### What the task asks
Every line that contains the word "Office" should be copied out.

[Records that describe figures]
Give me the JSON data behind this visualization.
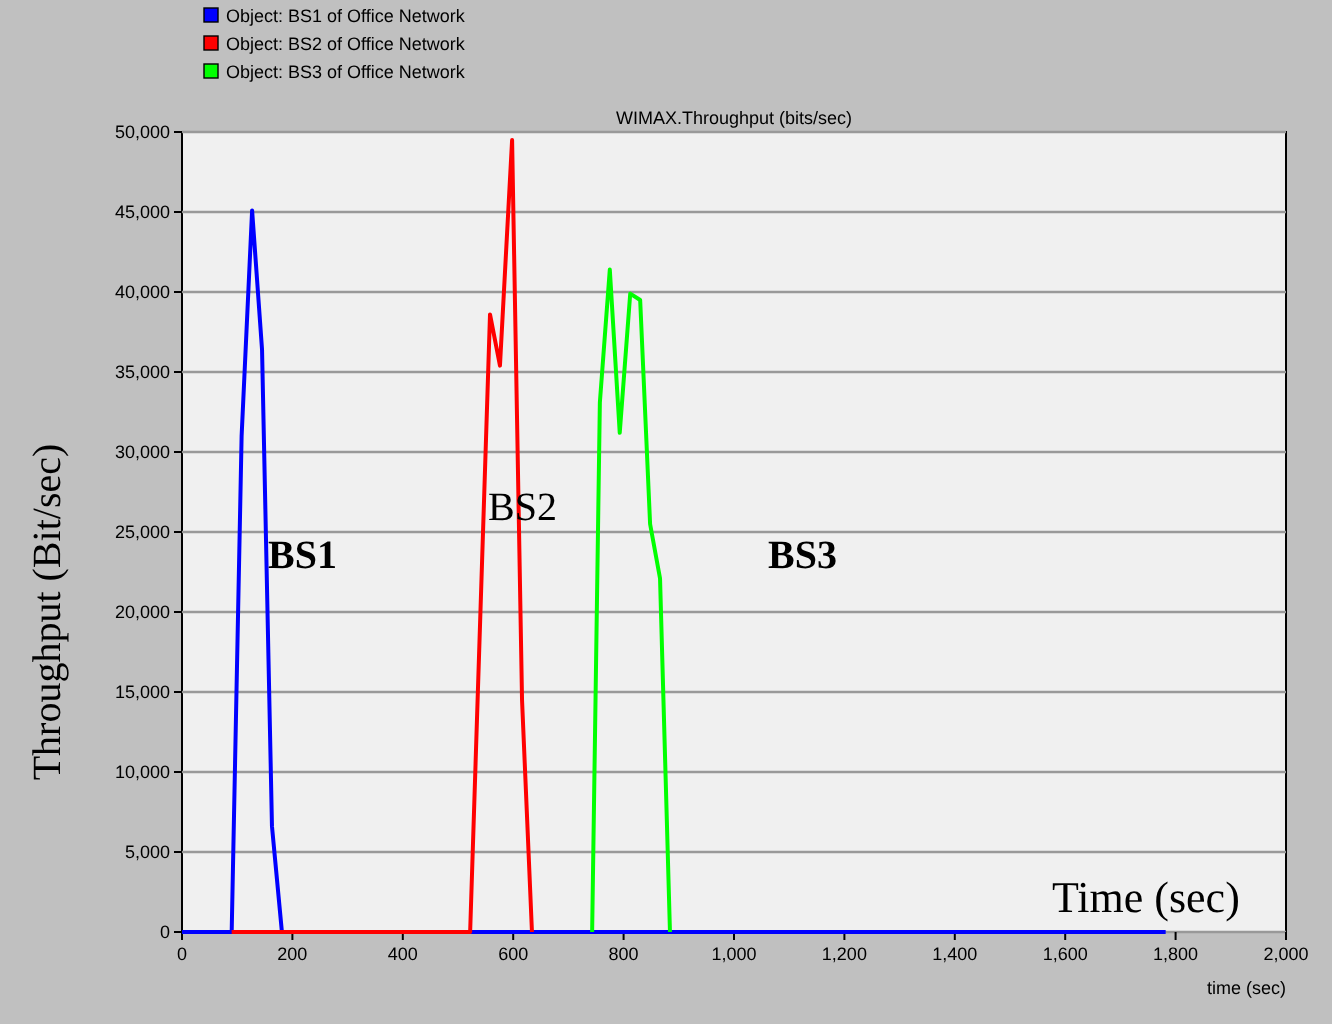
{
  "chart_data": {
    "type": "line",
    "title": "WIMAX.Throughput (bits/sec)",
    "xlabel": "time (sec)",
    "ylabel": "Throughput (Bit/sec)",
    "xlim": [
      0,
      2000
    ],
    "ylim": [
      0,
      50000
    ],
    "xticks": [
      0,
      200,
      400,
      600,
      800,
      {
        "value": 1000,
        "label": "1,000"
      },
      {
        "value": 1200,
        "label": "1,200"
      },
      {
        "value": 1400,
        "label": "1,400"
      },
      {
        "value": 1600,
        "label": "1,600"
      },
      {
        "value": 1800,
        "label": "1,800"
      },
      {
        "value": 2000,
        "label": "2,000"
      }
    ],
    "yticks": [
      0,
      {
        "value": 5000,
        "label": "5,000"
      },
      {
        "value": 10000,
        "label": "10,000"
      },
      {
        "value": 15000,
        "label": "15,000"
      },
      {
        "value": 20000,
        "label": "20,000"
      },
      {
        "value": 25000,
        "label": "25,000"
      },
      {
        "value": 30000,
        "label": "30,000"
      },
      {
        "value": 35000,
        "label": "35,000"
      },
      {
        "value": 40000,
        "label": "40,000"
      },
      {
        "value": 45000,
        "label": "45,000"
      },
      {
        "value": 50000,
        "label": "50,000"
      }
    ],
    "grid": "y",
    "legend": "top left",
    "marker": "none",
    "line_style": "solid",
    "series": [
      {
        "name": "Object: BS1 of Office Network",
        "color": "#0000ff",
        "x": [
          0,
          90,
          108,
          127,
          145,
          163,
          181,
          1782
        ],
        "values": [
          0,
          0,
          31000,
          45100,
          36400,
          6600,
          0,
          0
        ]
      },
      {
        "name": "Object: BS2 of Office Network",
        "color": "#ff0000",
        "x": [
          90,
          522,
          558,
          576,
          598,
          616,
          634
        ],
        "values": [
          0,
          0,
          38600,
          35400,
          49500,
          14500,
          0
        ]
      },
      {
        "name": "Object: BS3 of Office Network",
        "color": "#00ff00",
        "x": [
          743,
          757,
          775,
          793,
          812,
          830,
          848,
          866,
          884
        ],
        "values": [
          0,
          33100,
          41400,
          31200,
          39900,
          39500,
          25500,
          22100,
          0
        ]
      }
    ],
    "annotations": [
      "BS1",
      "BS2",
      "BS3",
      "Time (sec)"
    ]
  }
}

### Task output
        "name": "Object: BS1 of Office Network",
        "name": "Object: BS2 of Office Network",
        "name": "Object: BS3 of Office Network",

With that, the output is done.